Stored data:
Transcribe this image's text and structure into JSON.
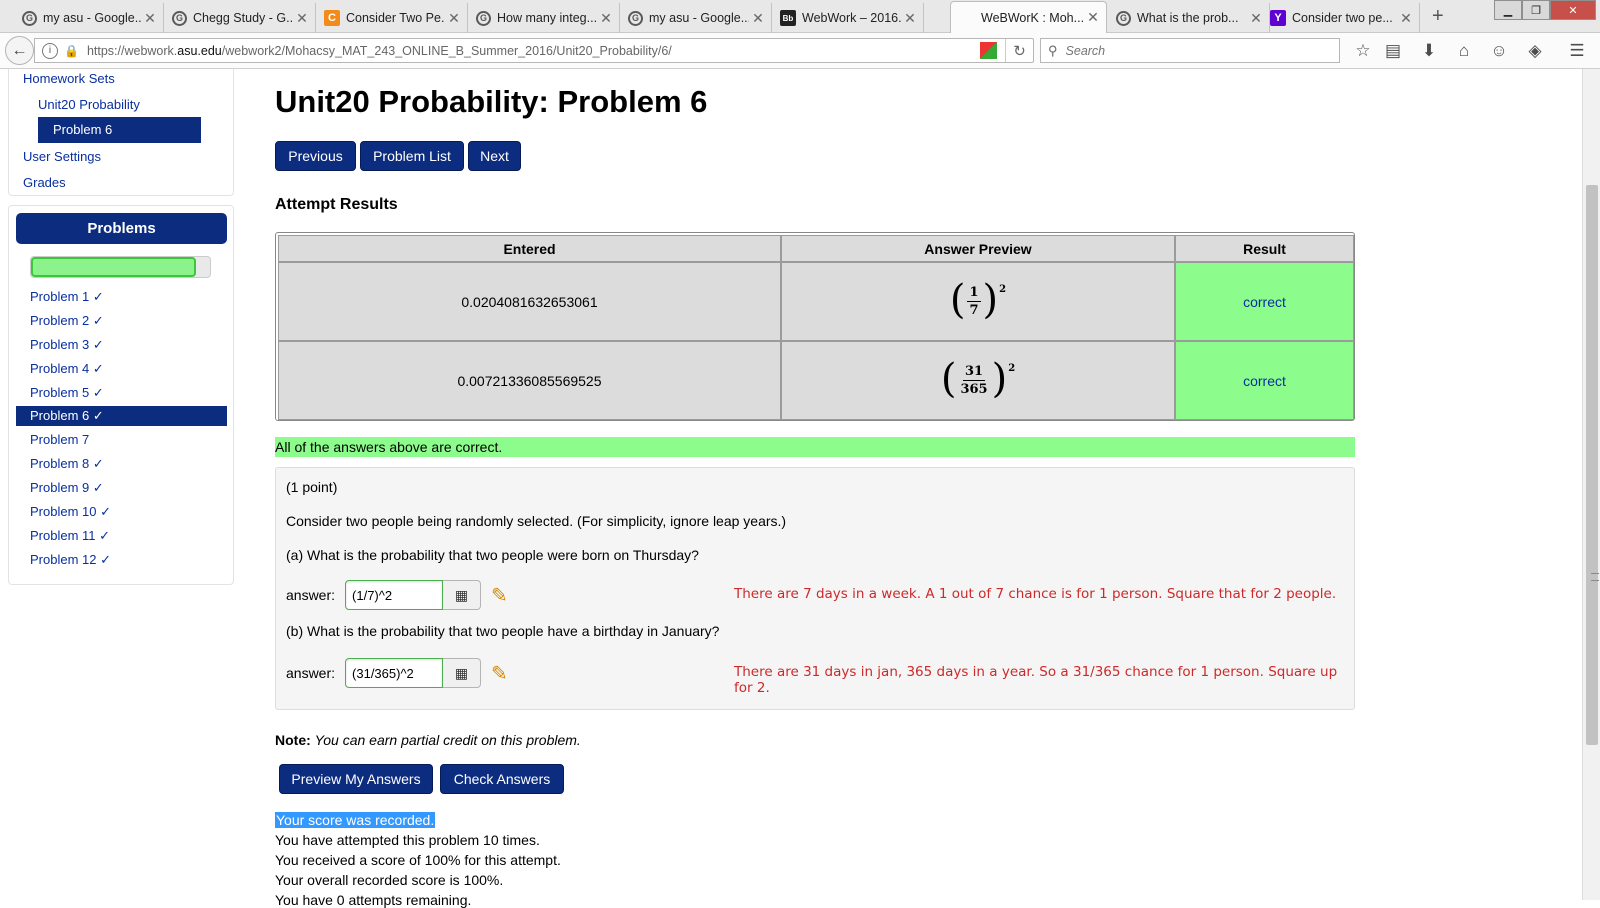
{
  "browser": {
    "tabs": [
      {
        "title": "my asu - Google...",
        "icon": "google-icon"
      },
      {
        "title": "Chegg Study - G...",
        "icon": "google-icon"
      },
      {
        "title": "Consider Two Pe...",
        "icon": "chegg-icon"
      },
      {
        "title": "How many integ...",
        "icon": "google-icon"
      },
      {
        "title": "my asu - Google...",
        "icon": "google-icon"
      },
      {
        "title": "WebWork – 2016...",
        "icon": "blackboard-icon"
      },
      {
        "title": "WeBWorK : Moh...",
        "icon": "none"
      },
      {
        "title": "What is the prob...",
        "icon": "google-icon"
      },
      {
        "title": "Consider two pe...",
        "icon": "yahoo-icon"
      }
    ],
    "active_tab_index": 6,
    "url_prefix": "https://webwork.",
    "url_domain": "asu.edu",
    "url_path": "/webwork2/Mohacsy_MAT_243_ONLINE_B_Summer_2016/Unit20_Probability/6/",
    "search_placeholder": "Search"
  },
  "sidebar": {
    "homework_sets": "Homework Sets",
    "set_name": "Unit20 Probability",
    "current_problem": "Problem 6",
    "user_settings": "User Settings",
    "grades": "Grades",
    "problems_header": "Problems",
    "progress_fraction": 0.92,
    "problems": [
      {
        "label": "Problem 1 ✓",
        "current": false
      },
      {
        "label": "Problem 2 ✓",
        "current": false
      },
      {
        "label": "Problem 3 ✓",
        "current": false
      },
      {
        "label": "Problem 4 ✓",
        "current": false
      },
      {
        "label": "Problem 5 ✓",
        "current": false
      },
      {
        "label": "Problem 6 ✓",
        "current": true
      },
      {
        "label": "Problem 7",
        "current": false
      },
      {
        "label": "Problem 8 ✓",
        "current": false
      },
      {
        "label": "Problem 9 ✓",
        "current": false
      },
      {
        "label": "Problem 10 ✓",
        "current": false
      },
      {
        "label": "Problem 11 ✓",
        "current": false
      },
      {
        "label": "Problem 12 ✓",
        "current": false
      }
    ]
  },
  "main": {
    "title": "Unit20 Probability: Problem 6",
    "nav": {
      "previous": "Previous",
      "problem_list": "Problem List",
      "next": "Next"
    },
    "attempt_results_heading": "Attempt Results",
    "results_table": {
      "headers": [
        "Entered",
        "Answer Preview",
        "Result"
      ],
      "rows": [
        {
          "entered": "0.0204081632653061",
          "preview_num": "1",
          "preview_den": "7",
          "preview_exp": "2",
          "result": "correct"
        },
        {
          "entered": "0.00721336085569525",
          "preview_num": "31",
          "preview_den": "365",
          "preview_exp": "2",
          "result": "correct"
        }
      ]
    },
    "all_correct_message": "All of the answers above are correct.",
    "problem": {
      "points": "(1 point)",
      "statement": "Consider two people being randomly selected. (For simplicity, ignore leap years.)",
      "part_a": "(a)  What is the probability that two people were born on Thursday?",
      "part_b": "(b)  What is the probability that two people have a birthday in January?",
      "answer_label": "answer:",
      "answer_a": "(1/7)^2",
      "answer_b": "(31/365)^2",
      "hint_a": "There are 7 days in a week. A 1 out of 7 chance is for 1 person. Square that for 2 people.",
      "hint_b": "There are 31 days in jan, 365 days in a year. So a 31/365 chance for 1 person. Square up for 2."
    },
    "note_label": "Note:",
    "note_text": "You can earn partial credit on this problem.",
    "buttons": {
      "preview": "Preview My Answers",
      "check": "Check Answers"
    },
    "score_messages": [
      "Your score was recorded.",
      "You have attempted this problem 10 times.",
      "You received a score of 100% for this attempt.",
      "Your overall recorded score is 100%.",
      "You have 0 attempts remaining."
    ]
  },
  "colors": {
    "brand_navy": "#0c2c80",
    "link_blue": "#0a2f9e",
    "correct_green": "#8cfc8c",
    "hint_red": "#cc2a2a",
    "selection_blue": "#3399ff"
  }
}
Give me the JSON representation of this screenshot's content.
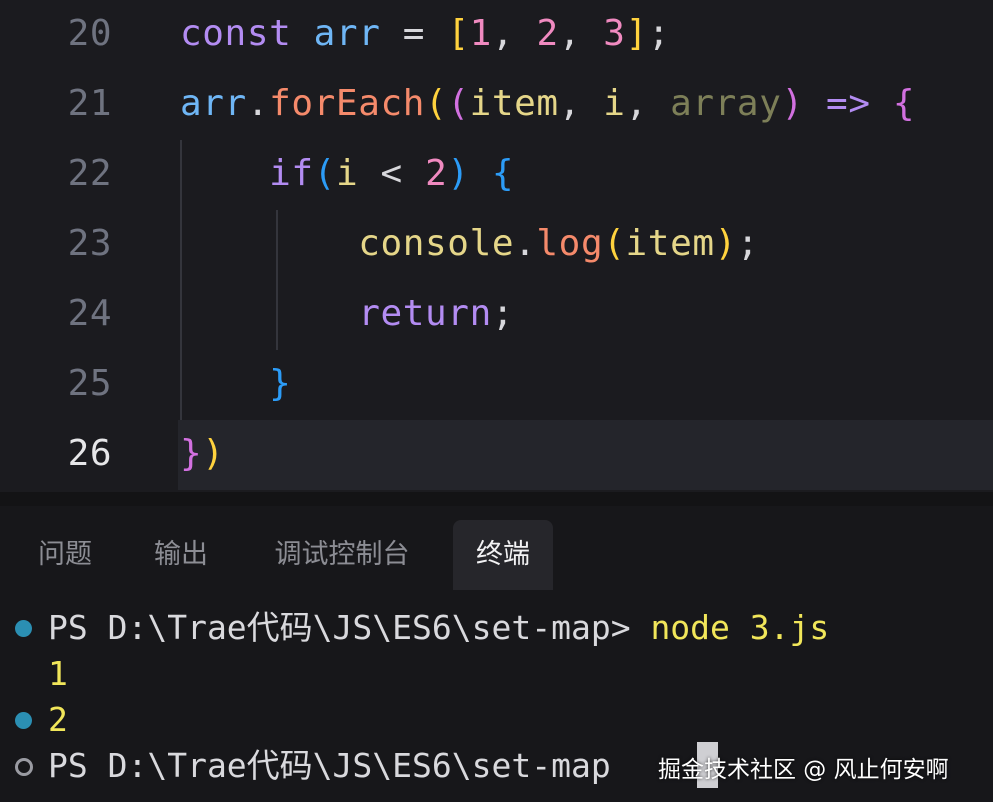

→ **Requirements**
Copy out every line from the material above in which the word "Consider" appears.

→ **Response**
        "title": "Consider Two Pe...",
        "title": "Consider two pe...",
      "statement": "Consider two people being randomly selected. (For simplicity, ignore leap years.)",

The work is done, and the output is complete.